*SUPPLIED DATA*.
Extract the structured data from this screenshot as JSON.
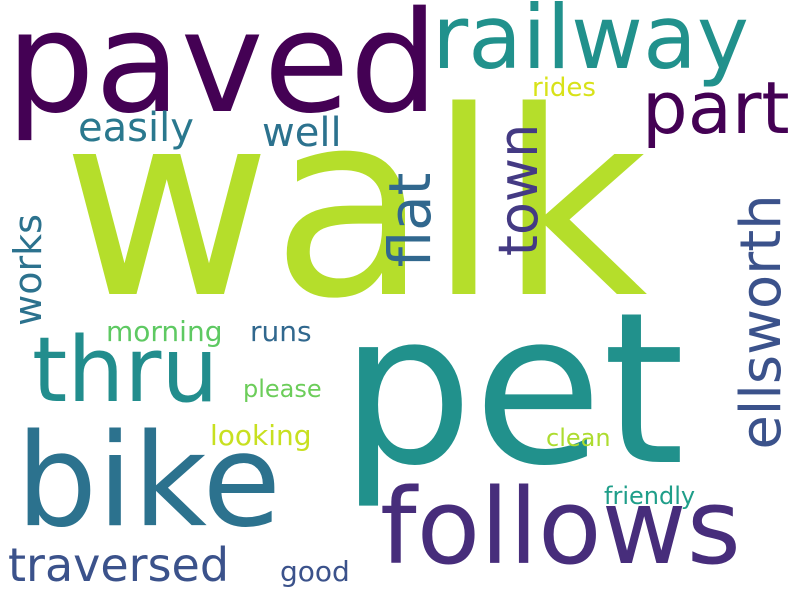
{
  "words": [
    {
      "text": "walk",
      "color": "#b5de2b"
    },
    {
      "text": "pet",
      "color": "#21918c"
    },
    {
      "text": "paved",
      "color": "#440154"
    },
    {
      "text": "railway",
      "color": "#21918c"
    },
    {
      "text": "bike",
      "color": "#2c728e"
    },
    {
      "text": "follows",
      "color": "#472d7b"
    },
    {
      "text": "thru",
      "color": "#228d8d"
    },
    {
      "text": "ellsworth",
      "color": "#3b528b"
    },
    {
      "text": "part",
      "color": "#440154"
    },
    {
      "text": "town",
      "color": "#443a83"
    },
    {
      "text": "flat",
      "color": "#31688e"
    },
    {
      "text": "traversed",
      "color": "#3b528b"
    },
    {
      "text": "easily",
      "color": "#2a788e"
    },
    {
      "text": "well",
      "color": "#2c728e"
    },
    {
      "text": "works",
      "color": "#2c728e"
    },
    {
      "text": "morning",
      "color": "#5ec962"
    },
    {
      "text": "runs",
      "color": "#31688e"
    },
    {
      "text": "rides",
      "color": "#d8e219"
    },
    {
      "text": "please",
      "color": "#6ccd5a"
    },
    {
      "text": "looking",
      "color": "#c8e020"
    },
    {
      "text": "clean",
      "color": "#addc30"
    },
    {
      "text": "friendly",
      "color": "#1f9e89"
    },
    {
      "text": "good",
      "color": "#3b528b"
    }
  ]
}
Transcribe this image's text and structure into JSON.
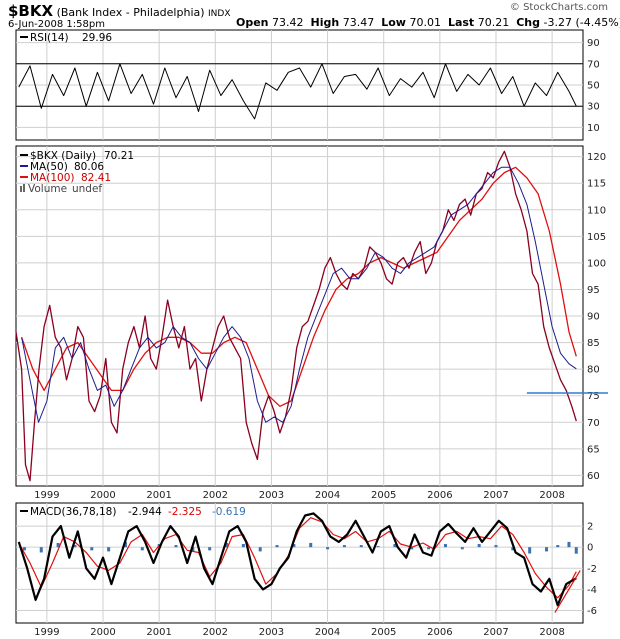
{
  "header": {
    "symbol": "$BKX",
    "name": "(Bank Index - Philadelphia)",
    "exchange": "INDX",
    "date": "6-Jun-2008 1:58pm",
    "watermark": "© StockCharts.com",
    "quote": [
      {
        "label": "Open",
        "value": "73.42"
      },
      {
        "label": "High",
        "value": "73.47"
      },
      {
        "label": "Low",
        "value": "70.01"
      },
      {
        "label": "Last",
        "value": "70.21"
      },
      {
        "label": "Chg",
        "value": "-3.27 (-4.45%)"
      }
    ]
  },
  "colors": {
    "price": "#8b0020",
    "ma50": "#1c1c8c",
    "ma100": "#e01010",
    "support": "#2f7fd0",
    "rsi": "#000000",
    "macd": "#000000",
    "signal": "#e01010",
    "histogram": "#3b72b4",
    "grid": "#cfcfcf"
  },
  "chart_data": [
    {
      "type": "line",
      "panel": "rsi",
      "legend": {
        "label": "RSI(14)",
        "value": "29.96"
      },
      "ylim": [
        0,
        100
      ],
      "yticks": [
        10,
        30,
        50,
        70,
        90
      ],
      "reference_lines": [
        30,
        70
      ],
      "series": [
        {
          "name": "RSI(14)",
          "x": [
            1998.5,
            1998.7,
            1998.9,
            1999.1,
            1999.3,
            1999.5,
            1999.7,
            1999.9,
            2000.1,
            2000.3,
            2000.5,
            2000.7,
            2000.9,
            2001.1,
            2001.3,
            2001.5,
            2001.7,
            2001.9,
            2002.1,
            2002.3,
            2002.5,
            2002.7,
            2002.9,
            2003.1,
            2003.3,
            2003.5,
            2003.7,
            2003.9,
            2004.1,
            2004.3,
            2004.5,
            2004.7,
            2004.9,
            2005.1,
            2005.3,
            2005.5,
            2005.7,
            2005.9,
            2006.1,
            2006.3,
            2006.5,
            2006.7,
            2006.9,
            2007.1,
            2007.3,
            2007.5,
            2007.7,
            2007.9,
            2008.1,
            2008.3,
            2008.43
          ],
          "values": [
            48,
            68,
            28,
            60,
            40,
            66,
            30,
            62,
            35,
            70,
            42,
            60,
            32,
            66,
            38,
            58,
            25,
            64,
            40,
            55,
            35,
            18,
            52,
            45,
            62,
            66,
            48,
            70,
            42,
            58,
            60,
            46,
            66,
            40,
            56,
            48,
            62,
            38,
            70,
            44,
            60,
            50,
            66,
            42,
            58,
            30,
            52,
            40,
            62,
            44,
            30
          ]
        }
      ]
    },
    {
      "type": "line",
      "panel": "price",
      "legend": [
        {
          "label": "$BKX (Daily)",
          "value": "70.21"
        },
        {
          "label": "MA(50)",
          "value": "80.06"
        },
        {
          "label": "MA(100)",
          "value": "82.41"
        },
        {
          "label": "Volume",
          "value": "undef"
        }
      ],
      "xlabel": "",
      "ylabel": "",
      "xlim": [
        1998.45,
        2008.55
      ],
      "ylim": [
        58,
        122
      ],
      "yticks": [
        60,
        65,
        70,
        75,
        80,
        85,
        90,
        95,
        100,
        105,
        110,
        115,
        120
      ],
      "x_categories": [
        "1999",
        "2000",
        "2001",
        "2002",
        "2003",
        "2004",
        "2005",
        "2006",
        "2007",
        "2008"
      ],
      "x_tick_positions": [
        1999,
        2000,
        2001,
        2002,
        2003,
        2004,
        2005,
        2006,
        2007,
        2008
      ],
      "support_line": 75.5,
      "series": [
        {
          "name": "$BKX (Daily)",
          "x": [
            1998.45,
            1998.55,
            1998.62,
            1998.7,
            1998.78,
            1998.86,
            1998.95,
            1999.05,
            1999.15,
            1999.25,
            1999.35,
            1999.45,
            1999.55,
            1999.65,
            1999.75,
            1999.85,
            1999.95,
            2000.05,
            2000.15,
            2000.25,
            2000.35,
            2000.45,
            2000.55,
            2000.65,
            2000.75,
            2000.85,
            2000.95,
            2001.05,
            2001.15,
            2001.25,
            2001.35,
            2001.45,
            2001.55,
            2001.65,
            2001.75,
            2001.85,
            2001.95,
            2002.05,
            2002.15,
            2002.25,
            2002.35,
            2002.45,
            2002.55,
            2002.65,
            2002.75,
            2002.85,
            2002.95,
            2003.05,
            2003.15,
            2003.25,
            2003.35,
            2003.45,
            2003.55,
            2003.65,
            2003.75,
            2003.85,
            2003.95,
            2004.05,
            2004.15,
            2004.25,
            2004.35,
            2004.45,
            2004.55,
            2004.65,
            2004.75,
            2004.85,
            2004.95,
            2005.05,
            2005.15,
            2005.25,
            2005.35,
            2005.45,
            2005.55,
            2005.65,
            2005.75,
            2005.85,
            2005.95,
            2006.05,
            2006.15,
            2006.25,
            2006.35,
            2006.45,
            2006.55,
            2006.65,
            2006.75,
            2006.85,
            2006.95,
            2007.05,
            2007.15,
            2007.25,
            2007.35,
            2007.45,
            2007.55,
            2007.65,
            2007.75,
            2007.85,
            2007.95,
            2008.05,
            2008.15,
            2008.25,
            2008.35,
            2008.43
          ],
          "values": [
            87,
            80,
            62,
            59,
            70,
            80,
            88,
            92,
            86,
            84,
            78,
            82,
            88,
            86,
            74,
            72,
            75,
            82,
            70,
            68,
            80,
            85,
            88,
            84,
            90,
            82,
            80,
            86,
            93,
            88,
            84,
            88,
            80,
            82,
            74,
            80,
            84,
            88,
            90,
            86,
            84,
            82,
            70,
            66,
            63,
            72,
            75,
            72,
            68,
            71,
            76,
            84,
            88,
            89,
            92,
            95,
            99,
            101,
            98,
            96,
            95,
            98,
            97,
            99,
            103,
            102,
            100,
            97,
            96,
            100,
            101,
            99,
            102,
            104,
            98,
            100,
            104,
            106,
            110,
            108,
            111,
            112,
            109,
            113,
            114,
            117,
            116,
            119,
            121,
            118,
            113,
            110,
            106,
            98,
            96,
            88,
            84,
            81,
            78,
            76,
            73,
            70.21
          ]
        },
        {
          "name": "MA(50)",
          "x": [
            1998.55,
            1998.7,
            1998.85,
            1999.0,
            1999.15,
            1999.3,
            1999.45,
            1999.6,
            1999.75,
            1999.9,
            2000.05,
            2000.2,
            2000.35,
            2000.5,
            2000.65,
            2000.8,
            2000.95,
            2001.1,
            2001.25,
            2001.4,
            2001.55,
            2001.7,
            2001.85,
            2002.0,
            2002.15,
            2002.3,
            2002.45,
            2002.6,
            2002.75,
            2002.9,
            2003.05,
            2003.2,
            2003.35,
            2003.5,
            2003.65,
            2003.8,
            2003.95,
            2004.1,
            2004.25,
            2004.4,
            2004.55,
            2004.7,
            2004.85,
            2005.0,
            2005.15,
            2005.3,
            2005.45,
            2005.6,
            2005.75,
            2005.9,
            2006.05,
            2006.2,
            2006.35,
            2006.5,
            2006.65,
            2006.8,
            2006.95,
            2007.1,
            2007.25,
            2007.4,
            2007.55,
            2007.7,
            2007.85,
            2008.0,
            2008.15,
            2008.3,
            2008.43
          ],
          "values": [
            86,
            78,
            70,
            74,
            84,
            86,
            82,
            85,
            80,
            76,
            77,
            73,
            76,
            80,
            84,
            86,
            84,
            85,
            88,
            86,
            85,
            82,
            80,
            83,
            86,
            88,
            86,
            82,
            74,
            70,
            71,
            70,
            73,
            80,
            86,
            90,
            94,
            98,
            99,
            97,
            97,
            99,
            102,
            101,
            99,
            98,
            100,
            101,
            102,
            103,
            106,
            109,
            110,
            111,
            113,
            115,
            117,
            118,
            118,
            115,
            111,
            104,
            96,
            88,
            83,
            81,
            80.06
          ]
        },
        {
          "name": "MA(100)",
          "x": [
            1998.55,
            1998.75,
            1998.95,
            1999.15,
            1999.35,
            1999.55,
            1999.75,
            1999.95,
            2000.15,
            2000.35,
            2000.55,
            2000.75,
            2000.95,
            2001.15,
            2001.35,
            2001.55,
            2001.75,
            2001.95,
            2002.15,
            2002.35,
            2002.55,
            2002.75,
            2002.95,
            2003.15,
            2003.35,
            2003.55,
            2003.75,
            2003.95,
            2004.15,
            2004.35,
            2004.55,
            2004.75,
            2004.95,
            2005.15,
            2005.35,
            2005.55,
            2005.75,
            2005.95,
            2006.15,
            2006.35,
            2006.55,
            2006.75,
            2006.95,
            2007.15,
            2007.35,
            2007.55,
            2007.75,
            2007.95,
            2008.15,
            2008.3,
            2008.43
          ],
          "values": [
            86,
            80,
            76,
            80,
            84,
            85,
            82,
            79,
            76,
            76,
            80,
            83,
            85,
            86,
            86,
            85,
            83,
            83,
            85,
            86,
            85,
            80,
            75,
            73,
            74,
            80,
            86,
            91,
            95,
            97,
            98,
            100,
            101,
            100,
            99,
            100,
            101,
            102,
            105,
            108,
            110,
            112,
            115,
            117,
            118,
            116,
            113,
            106,
            96,
            87,
            82.41
          ]
        }
      ]
    },
    {
      "type": "line",
      "panel": "macd",
      "legend": {
        "label": "MACD(36,78,18)",
        "values": [
          "-2.944",
          "-2.325",
          "-0.619"
        ]
      },
      "ylim": [
        -7,
        4
      ],
      "yticks": [
        -6,
        -4,
        -2,
        0,
        2
      ],
      "x_categories": [
        "1999",
        "2000",
        "2001",
        "2002",
        "2003",
        "2004",
        "2005",
        "2006",
        "2007",
        "2008"
      ],
      "trendline": {
        "from": [
          2008.05,
          -6.2
        ],
        "to": [
          2008.5,
          -2.2
        ]
      },
      "series": [
        {
          "name": "MACD",
          "x": [
            1998.5,
            1998.65,
            1998.8,
            1998.95,
            1999.1,
            1999.25,
            1999.4,
            1999.55,
            1999.7,
            1999.85,
            2000.0,
            2000.15,
            2000.3,
            2000.45,
            2000.6,
            2000.75,
            2000.9,
            2001.05,
            2001.2,
            2001.35,
            2001.5,
            2001.65,
            2001.8,
            2001.95,
            2002.1,
            2002.25,
            2002.4,
            2002.55,
            2002.7,
            2002.85,
            2003.0,
            2003.15,
            2003.3,
            2003.45,
            2003.6,
            2003.75,
            2003.9,
            2004.05,
            2004.2,
            2004.35,
            2004.5,
            2004.65,
            2004.8,
            2004.95,
            2005.1,
            2005.25,
            2005.4,
            2005.55,
            2005.7,
            2005.85,
            2006.0,
            2006.15,
            2006.3,
            2006.45,
            2006.6,
            2006.75,
            2006.9,
            2007.05,
            2007.2,
            2007.35,
            2007.5,
            2007.65,
            2007.8,
            2007.95,
            2008.1,
            2008.25,
            2008.43
          ],
          "values": [
            0.5,
            -2,
            -5,
            -3,
            1,
            2,
            -1,
            1.5,
            -2,
            -3,
            -1,
            -3.5,
            -1,
            1.5,
            2,
            0.5,
            -1.5,
            0.5,
            2,
            1,
            -1.5,
            1,
            -2,
            -3.5,
            -1,
            1.5,
            2,
            0.5,
            -3,
            -4,
            -3.5,
            -2,
            -1,
            1.5,
            3,
            3.2,
            2.5,
            1,
            0.5,
            1.2,
            2.5,
            1,
            -0.5,
            1.5,
            2,
            0,
            -1,
            1.2,
            -0.5,
            -0.8,
            1.5,
            2.2,
            1.3,
            0.5,
            1.8,
            0.5,
            1.5,
            2.5,
            1.8,
            -0.5,
            -1,
            -3.5,
            -4.2,
            -3,
            -5.5,
            -3.5,
            -2.944
          ]
        },
        {
          "name": "Signal",
          "x": [
            1998.5,
            1998.7,
            1998.9,
            1999.1,
            1999.3,
            1999.5,
            1999.7,
            1999.9,
            2000.1,
            2000.3,
            2000.5,
            2000.7,
            2000.9,
            2001.1,
            2001.3,
            2001.5,
            2001.7,
            2001.9,
            2002.1,
            2002.3,
            2002.5,
            2002.7,
            2002.9,
            2003.1,
            2003.3,
            2003.5,
            2003.7,
            2003.9,
            2004.1,
            2004.3,
            2004.5,
            2004.7,
            2004.9,
            2005.1,
            2005.3,
            2005.5,
            2005.7,
            2005.9,
            2006.1,
            2006.3,
            2006.5,
            2006.7,
            2006.9,
            2007.1,
            2007.3,
            2007.5,
            2007.7,
            2007.9,
            2008.1,
            2008.3,
            2008.43
          ],
          "values": [
            0.4,
            -1.5,
            -3.8,
            -1.5,
            1,
            0.5,
            -0.5,
            -1.8,
            -2.2,
            -1.5,
            0.5,
            1.2,
            -0.5,
            0.8,
            1.2,
            -0.3,
            -0.5,
            -2.8,
            -1.5,
            1,
            1.2,
            -1,
            -3.5,
            -2.5,
            -0.8,
            1.8,
            2.8,
            2.4,
            1.2,
            0.8,
            1.5,
            0.5,
            0.8,
            1.5,
            0.3,
            0,
            0.4,
            -0.2,
            1.2,
            1.5,
            0.8,
            1,
            0.8,
            2,
            1.2,
            -0.5,
            -2.5,
            -3.8,
            -4.8,
            -3.6,
            -2.325
          ]
        },
        {
          "name": "Histogram",
          "x": [
            1998.6,
            1998.9,
            1999.2,
            1999.5,
            1999.8,
            2000.1,
            2000.4,
            2000.7,
            2001.0,
            2001.3,
            2001.6,
            2001.9,
            2002.2,
            2002.5,
            2002.8,
            2003.1,
            2003.4,
            2003.7,
            2004.0,
            2004.3,
            2004.6,
            2004.9,
            2005.2,
            2005.5,
            2005.8,
            2006.1,
            2006.4,
            2006.7,
            2007.0,
            2007.3,
            2007.6,
            2007.9,
            2008.1,
            2008.3,
            2008.43
          ],
          "values": [
            -0.3,
            -0.5,
            0.4,
            0.2,
            -0.3,
            -0.4,
            0.5,
            -0.3,
            0.3,
            0.2,
            -0.4,
            -0.3,
            0.4,
            0.3,
            -0.4,
            0.2,
            0.3,
            0.4,
            -0.2,
            0.2,
            0.2,
            0.1,
            0.3,
            -0.2,
            -0.2,
            0.3,
            -0.2,
            0.3,
            0.2,
            -0.3,
            -0.6,
            -0.4,
            0.2,
            0.5,
            -0.619
          ]
        }
      ]
    }
  ]
}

*TO DO*.
Pull out every line above that holds the word "from".

*FINAL RESULT*.
Extract the structured data from this screenshot as JSON.
        "from": [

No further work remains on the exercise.